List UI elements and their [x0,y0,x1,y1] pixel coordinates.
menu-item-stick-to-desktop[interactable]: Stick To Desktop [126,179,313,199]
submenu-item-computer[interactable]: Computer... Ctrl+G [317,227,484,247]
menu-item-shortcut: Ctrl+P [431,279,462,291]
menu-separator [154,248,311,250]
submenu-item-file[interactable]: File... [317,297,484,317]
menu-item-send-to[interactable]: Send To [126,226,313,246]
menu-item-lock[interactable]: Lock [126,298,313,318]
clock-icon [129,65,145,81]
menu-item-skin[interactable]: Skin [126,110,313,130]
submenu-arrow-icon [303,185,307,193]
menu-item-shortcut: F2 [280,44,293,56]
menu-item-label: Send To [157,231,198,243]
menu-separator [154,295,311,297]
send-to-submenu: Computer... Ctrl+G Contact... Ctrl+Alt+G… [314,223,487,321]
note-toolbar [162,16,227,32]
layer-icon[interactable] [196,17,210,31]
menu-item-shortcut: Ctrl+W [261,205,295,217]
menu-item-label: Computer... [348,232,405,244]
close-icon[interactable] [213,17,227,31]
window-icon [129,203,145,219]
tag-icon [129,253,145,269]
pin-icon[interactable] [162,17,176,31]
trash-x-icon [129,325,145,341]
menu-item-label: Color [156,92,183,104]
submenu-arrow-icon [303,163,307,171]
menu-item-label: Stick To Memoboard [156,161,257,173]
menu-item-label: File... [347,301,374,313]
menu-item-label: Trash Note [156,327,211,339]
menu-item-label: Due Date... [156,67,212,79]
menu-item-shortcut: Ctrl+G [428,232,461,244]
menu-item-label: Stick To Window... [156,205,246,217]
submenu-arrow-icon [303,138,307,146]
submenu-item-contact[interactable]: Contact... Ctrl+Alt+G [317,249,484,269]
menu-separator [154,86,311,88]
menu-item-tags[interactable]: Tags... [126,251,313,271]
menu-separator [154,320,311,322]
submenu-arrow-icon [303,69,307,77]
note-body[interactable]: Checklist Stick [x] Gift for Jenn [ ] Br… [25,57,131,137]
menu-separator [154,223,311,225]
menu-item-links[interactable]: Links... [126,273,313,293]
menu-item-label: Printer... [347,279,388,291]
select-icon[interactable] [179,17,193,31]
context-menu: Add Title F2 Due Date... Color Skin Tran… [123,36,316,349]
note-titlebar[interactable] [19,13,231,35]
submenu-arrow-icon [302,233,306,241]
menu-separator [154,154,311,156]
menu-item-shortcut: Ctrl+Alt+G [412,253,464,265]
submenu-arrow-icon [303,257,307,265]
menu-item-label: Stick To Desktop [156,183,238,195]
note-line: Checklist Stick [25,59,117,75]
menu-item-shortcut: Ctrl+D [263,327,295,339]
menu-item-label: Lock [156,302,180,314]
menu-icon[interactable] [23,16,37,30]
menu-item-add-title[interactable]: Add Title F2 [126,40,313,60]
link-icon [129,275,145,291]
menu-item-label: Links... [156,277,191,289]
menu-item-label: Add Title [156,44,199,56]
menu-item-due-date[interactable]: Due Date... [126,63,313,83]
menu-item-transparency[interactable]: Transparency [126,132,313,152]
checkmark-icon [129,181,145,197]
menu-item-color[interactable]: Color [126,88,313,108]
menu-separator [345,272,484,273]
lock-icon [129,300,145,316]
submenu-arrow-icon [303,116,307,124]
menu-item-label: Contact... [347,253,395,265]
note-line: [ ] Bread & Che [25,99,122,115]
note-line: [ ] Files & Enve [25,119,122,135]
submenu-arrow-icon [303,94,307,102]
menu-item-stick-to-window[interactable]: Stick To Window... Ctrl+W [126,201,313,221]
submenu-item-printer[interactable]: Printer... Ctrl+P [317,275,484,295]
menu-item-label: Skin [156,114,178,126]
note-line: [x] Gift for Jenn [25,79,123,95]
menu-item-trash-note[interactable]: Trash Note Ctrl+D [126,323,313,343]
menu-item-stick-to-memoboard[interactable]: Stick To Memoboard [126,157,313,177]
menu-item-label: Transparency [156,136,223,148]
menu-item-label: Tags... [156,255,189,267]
···
Write out every line of the listing above precisely as it appears, with nothing added or changed.

List UI elements and their [x0,y0,x1,y1] pixel coordinates.
menu-item-stick-to-desktop[interactable]: Stick To Desktop [126,179,313,199]
submenu-item-computer[interactable]: Computer... Ctrl+G [317,227,484,247]
menu-item-shortcut: Ctrl+P [431,279,462,291]
menu-separator [154,248,311,250]
submenu-item-file[interactable]: File... [317,297,484,317]
menu-item-send-to[interactable]: Send To [126,226,313,246]
menu-item-lock[interactable]: Lock [126,298,313,318]
clock-icon [129,65,145,81]
menu-item-skin[interactable]: Skin [126,110,313,130]
submenu-arrow-icon [303,185,307,193]
menu-item-shortcut: F2 [280,44,293,56]
menu-item-label: Send To [157,231,198,243]
menu-separator [154,295,311,297]
send-to-submenu: Computer... Ctrl+G Contact... Ctrl+Alt+G… [314,223,487,321]
note-toolbar [162,16,227,32]
layer-icon[interactable] [196,17,210,31]
menu-item-shortcut: Ctrl+W [261,205,295,217]
menu-item-label: Computer... [348,232,405,244]
close-icon[interactable] [213,17,227,31]
window-icon [129,203,145,219]
tag-icon [129,253,145,269]
pin-icon[interactable] [162,17,176,31]
trash-x-icon [129,325,145,341]
menu-item-label: Color [156,92,183,104]
submenu-arrow-icon [303,163,307,171]
menu-item-label: Stick To Memoboard [156,161,257,173]
menu-item-label: File... [347,301,374,313]
menu-item-label: Trash Note [156,327,211,339]
menu-item-label: Due Date... [156,67,212,79]
menu-item-shortcut: Ctrl+G [428,232,461,244]
menu-item-label: Stick To Window... [156,205,246,217]
submenu-arrow-icon [303,138,307,146]
submenu-item-contact[interactable]: Contact... Ctrl+Alt+G [317,249,484,269]
menu-separator [154,86,311,88]
menu-item-tags[interactable]: Tags... [126,251,313,271]
menu-separator [154,320,311,322]
submenu-arrow-icon [303,69,307,77]
note-body[interactable]: Checklist Stick [x] Gift for Jenn [ ] Br… [25,57,131,137]
menu-separator [154,223,311,225]
menu-item-links[interactable]: Links... [126,273,313,293]
menu-item-label: Printer... [347,279,388,291]
select-icon[interactable] [179,17,193,31]
context-menu: Add Title F2 Due Date... Color Skin Tran… [123,36,316,349]
note-titlebar[interactable] [19,13,231,35]
submenu-arrow-icon [302,233,306,241]
menu-separator [154,154,311,156]
menu-item-shortcut: Ctrl+Alt+G [412,253,464,265]
submenu-arrow-icon [303,257,307,265]
menu-item-label: Stick To Desktop [156,183,238,195]
note-line: Checklist Stick [25,59,117,75]
menu-item-shortcut: Ctrl+D [263,327,295,339]
menu-item-label: Lock [156,302,180,314]
menu-icon[interactable] [23,16,37,30]
menu-item-add-title[interactable]: Add Title F2 [126,40,313,60]
link-icon [129,275,145,291]
menu-item-label: Links... [156,277,191,289]
menu-item-label: Add Title [156,44,199,56]
menu-item-due-date[interactable]: Due Date... [126,63,313,83]
menu-item-transparency[interactable]: Transparency [126,132,313,152]
checkmark-icon [129,181,145,197]
menu-item-color[interactable]: Color [126,88,313,108]
menu-separator [345,272,484,273]
lock-icon [129,300,145,316]
submenu-arrow-icon [303,116,307,124]
menu-item-label: Contact... [347,253,395,265]
note-line: [ ] Bread & Che [25,99,122,115]
note-line: [ ] Files & Enve [25,119,122,135]
submenu-arrow-icon [303,94,307,102]
menu-item-stick-to-window[interactable]: Stick To Window... Ctrl+W [126,201,313,221]
submenu-item-printer[interactable]: Printer... Ctrl+P [317,275,484,295]
menu-item-label: Skin [156,114,178,126]
note-line: [x] Gift for Jenn [25,79,123,95]
menu-item-trash-note[interactable]: Trash Note Ctrl+D [126,323,313,343]
menu-item-stick-to-memoboard[interactable]: Stick To Memoboard [126,157,313,177]
menu-item-label: Transparency [156,136,223,148]
menu-item-label: Tags... [156,255,189,267]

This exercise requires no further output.